GIVEN EXERCISE>
Look through the data and write out every line with the word "this" in it.

RECORDS PROVIDED>
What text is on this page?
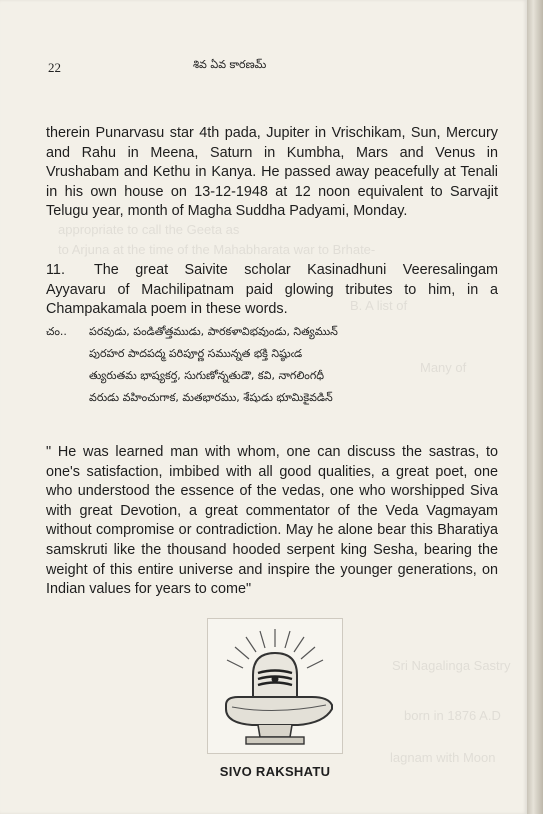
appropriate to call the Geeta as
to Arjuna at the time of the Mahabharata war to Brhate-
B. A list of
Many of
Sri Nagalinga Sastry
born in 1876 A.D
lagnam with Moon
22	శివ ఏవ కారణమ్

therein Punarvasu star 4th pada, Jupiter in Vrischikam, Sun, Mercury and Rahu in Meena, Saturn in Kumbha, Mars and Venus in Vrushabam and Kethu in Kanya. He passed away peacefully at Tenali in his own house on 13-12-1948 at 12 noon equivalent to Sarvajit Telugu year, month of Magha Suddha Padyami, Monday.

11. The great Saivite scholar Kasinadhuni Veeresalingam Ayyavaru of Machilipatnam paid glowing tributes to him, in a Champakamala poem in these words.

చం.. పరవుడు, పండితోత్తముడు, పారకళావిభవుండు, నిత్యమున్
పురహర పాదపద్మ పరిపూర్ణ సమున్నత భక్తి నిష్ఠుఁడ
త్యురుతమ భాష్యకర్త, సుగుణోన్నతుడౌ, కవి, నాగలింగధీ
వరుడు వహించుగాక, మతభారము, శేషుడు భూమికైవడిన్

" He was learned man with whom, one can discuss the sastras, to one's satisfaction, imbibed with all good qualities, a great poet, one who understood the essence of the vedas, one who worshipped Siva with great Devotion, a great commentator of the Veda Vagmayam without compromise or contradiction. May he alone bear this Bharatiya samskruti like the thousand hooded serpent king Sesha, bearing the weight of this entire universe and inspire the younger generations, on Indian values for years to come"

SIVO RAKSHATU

COMPLETE ANSWER>
What text is on this page?
" He was learned man with whom, one can discuss the sastras, to one's satisfaction, imbibed with all good qualities, a great poet, one who understood the essence of the vedas, one who worshipped Siva with great Devotion, a great commentator of the Veda Vagmayam without compromise or contradiction. May he alone bear this Bharatiya samskruti like the thousand hooded serpent king Sesha, bearing the weight of this entire universe and inspire the younger generations, on Indian values for years to come"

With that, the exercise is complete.